■ **EXERCISE DESCRIPTION**
Keep every line where the word "text" appears; drop the rest.

■ **Saved data entries**
★ ★ ★ ★ ★ ★ ★

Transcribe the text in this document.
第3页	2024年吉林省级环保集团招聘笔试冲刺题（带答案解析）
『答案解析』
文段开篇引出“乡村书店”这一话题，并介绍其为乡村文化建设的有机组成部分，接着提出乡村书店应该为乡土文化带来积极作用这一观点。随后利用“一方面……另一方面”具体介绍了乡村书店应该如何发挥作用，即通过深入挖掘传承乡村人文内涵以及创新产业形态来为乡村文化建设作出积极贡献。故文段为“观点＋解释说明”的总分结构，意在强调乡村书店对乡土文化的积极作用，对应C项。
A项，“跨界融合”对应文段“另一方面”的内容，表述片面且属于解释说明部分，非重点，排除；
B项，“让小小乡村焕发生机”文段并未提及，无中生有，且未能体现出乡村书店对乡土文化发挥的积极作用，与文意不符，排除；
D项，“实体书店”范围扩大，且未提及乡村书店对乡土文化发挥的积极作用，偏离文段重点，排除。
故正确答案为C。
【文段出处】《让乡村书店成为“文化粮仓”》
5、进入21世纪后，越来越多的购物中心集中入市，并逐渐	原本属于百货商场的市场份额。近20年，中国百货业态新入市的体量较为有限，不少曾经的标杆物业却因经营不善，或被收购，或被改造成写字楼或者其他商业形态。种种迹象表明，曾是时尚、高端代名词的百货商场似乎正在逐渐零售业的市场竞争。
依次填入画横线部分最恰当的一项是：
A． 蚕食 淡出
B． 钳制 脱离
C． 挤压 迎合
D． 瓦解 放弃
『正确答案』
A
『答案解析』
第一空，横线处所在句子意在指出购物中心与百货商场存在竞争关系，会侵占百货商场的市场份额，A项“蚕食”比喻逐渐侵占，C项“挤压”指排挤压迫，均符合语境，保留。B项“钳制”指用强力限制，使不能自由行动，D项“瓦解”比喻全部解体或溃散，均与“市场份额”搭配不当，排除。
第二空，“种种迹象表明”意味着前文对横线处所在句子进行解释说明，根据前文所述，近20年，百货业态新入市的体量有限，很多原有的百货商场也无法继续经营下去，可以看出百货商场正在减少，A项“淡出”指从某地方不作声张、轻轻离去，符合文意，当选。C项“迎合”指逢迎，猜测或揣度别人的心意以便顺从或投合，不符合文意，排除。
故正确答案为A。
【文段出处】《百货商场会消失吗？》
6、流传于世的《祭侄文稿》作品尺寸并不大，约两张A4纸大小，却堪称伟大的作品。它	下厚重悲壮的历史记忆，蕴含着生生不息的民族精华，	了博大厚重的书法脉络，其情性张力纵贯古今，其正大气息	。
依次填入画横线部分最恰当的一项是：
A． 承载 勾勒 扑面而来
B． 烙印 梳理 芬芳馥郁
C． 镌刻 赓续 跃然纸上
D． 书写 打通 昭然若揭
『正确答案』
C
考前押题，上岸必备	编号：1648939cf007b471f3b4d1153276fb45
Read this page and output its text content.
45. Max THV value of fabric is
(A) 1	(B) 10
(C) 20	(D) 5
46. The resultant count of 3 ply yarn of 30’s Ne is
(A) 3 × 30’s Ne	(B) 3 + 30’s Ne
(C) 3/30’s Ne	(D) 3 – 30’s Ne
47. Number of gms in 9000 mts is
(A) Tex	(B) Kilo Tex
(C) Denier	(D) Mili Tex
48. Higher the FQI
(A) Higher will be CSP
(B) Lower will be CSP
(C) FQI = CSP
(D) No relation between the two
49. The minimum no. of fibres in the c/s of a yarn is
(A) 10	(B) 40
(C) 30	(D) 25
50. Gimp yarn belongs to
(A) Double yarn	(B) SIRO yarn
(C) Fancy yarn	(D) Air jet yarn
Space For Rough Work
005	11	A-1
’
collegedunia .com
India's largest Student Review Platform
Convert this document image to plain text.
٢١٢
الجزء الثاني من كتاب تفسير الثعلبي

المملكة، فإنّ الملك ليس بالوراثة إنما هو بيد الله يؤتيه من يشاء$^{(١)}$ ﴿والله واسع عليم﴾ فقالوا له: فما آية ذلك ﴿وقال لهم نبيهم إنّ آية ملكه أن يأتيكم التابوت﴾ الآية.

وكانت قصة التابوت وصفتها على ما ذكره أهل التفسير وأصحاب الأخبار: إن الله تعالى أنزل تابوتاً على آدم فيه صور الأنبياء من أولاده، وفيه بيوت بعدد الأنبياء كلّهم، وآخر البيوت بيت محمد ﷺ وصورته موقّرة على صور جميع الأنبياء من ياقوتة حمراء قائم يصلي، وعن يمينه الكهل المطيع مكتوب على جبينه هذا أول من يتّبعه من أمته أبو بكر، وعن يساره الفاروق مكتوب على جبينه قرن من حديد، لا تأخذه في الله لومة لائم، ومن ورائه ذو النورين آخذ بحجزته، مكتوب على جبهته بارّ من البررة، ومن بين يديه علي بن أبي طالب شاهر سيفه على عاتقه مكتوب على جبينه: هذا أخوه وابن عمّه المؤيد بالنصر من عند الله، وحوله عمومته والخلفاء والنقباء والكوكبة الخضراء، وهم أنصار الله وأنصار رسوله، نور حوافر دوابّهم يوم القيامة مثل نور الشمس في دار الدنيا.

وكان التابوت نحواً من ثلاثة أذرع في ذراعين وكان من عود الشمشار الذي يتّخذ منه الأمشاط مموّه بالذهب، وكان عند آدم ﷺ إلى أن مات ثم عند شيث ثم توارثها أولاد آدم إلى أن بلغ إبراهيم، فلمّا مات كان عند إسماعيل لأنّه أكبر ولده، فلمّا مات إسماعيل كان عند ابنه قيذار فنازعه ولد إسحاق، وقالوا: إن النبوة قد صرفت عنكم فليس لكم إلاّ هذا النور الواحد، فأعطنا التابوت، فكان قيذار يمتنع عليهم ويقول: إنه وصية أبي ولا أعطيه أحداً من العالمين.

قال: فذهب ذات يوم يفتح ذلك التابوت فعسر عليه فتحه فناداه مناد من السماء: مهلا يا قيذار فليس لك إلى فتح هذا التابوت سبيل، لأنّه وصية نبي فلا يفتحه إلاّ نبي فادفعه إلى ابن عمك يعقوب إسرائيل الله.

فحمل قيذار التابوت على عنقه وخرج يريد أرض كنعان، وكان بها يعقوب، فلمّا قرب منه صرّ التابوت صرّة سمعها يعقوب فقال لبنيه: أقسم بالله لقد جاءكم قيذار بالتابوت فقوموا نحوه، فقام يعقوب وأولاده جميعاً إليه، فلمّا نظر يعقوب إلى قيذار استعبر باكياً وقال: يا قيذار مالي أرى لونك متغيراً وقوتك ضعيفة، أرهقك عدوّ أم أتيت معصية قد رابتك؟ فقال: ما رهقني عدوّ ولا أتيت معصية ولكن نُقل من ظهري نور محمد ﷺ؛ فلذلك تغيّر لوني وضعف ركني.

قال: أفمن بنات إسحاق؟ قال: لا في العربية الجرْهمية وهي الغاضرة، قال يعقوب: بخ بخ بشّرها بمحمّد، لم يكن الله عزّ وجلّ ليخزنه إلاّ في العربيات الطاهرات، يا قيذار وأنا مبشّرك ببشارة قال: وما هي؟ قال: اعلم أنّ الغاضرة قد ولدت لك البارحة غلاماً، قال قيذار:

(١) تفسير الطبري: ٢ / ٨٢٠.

★ ★ ★ ★ ★ ★ ★

■ **RESULT OF THIS EXERCISE**
Transcribe the text in this document.
Read this page and output its text content.
Convert this document image to plain text.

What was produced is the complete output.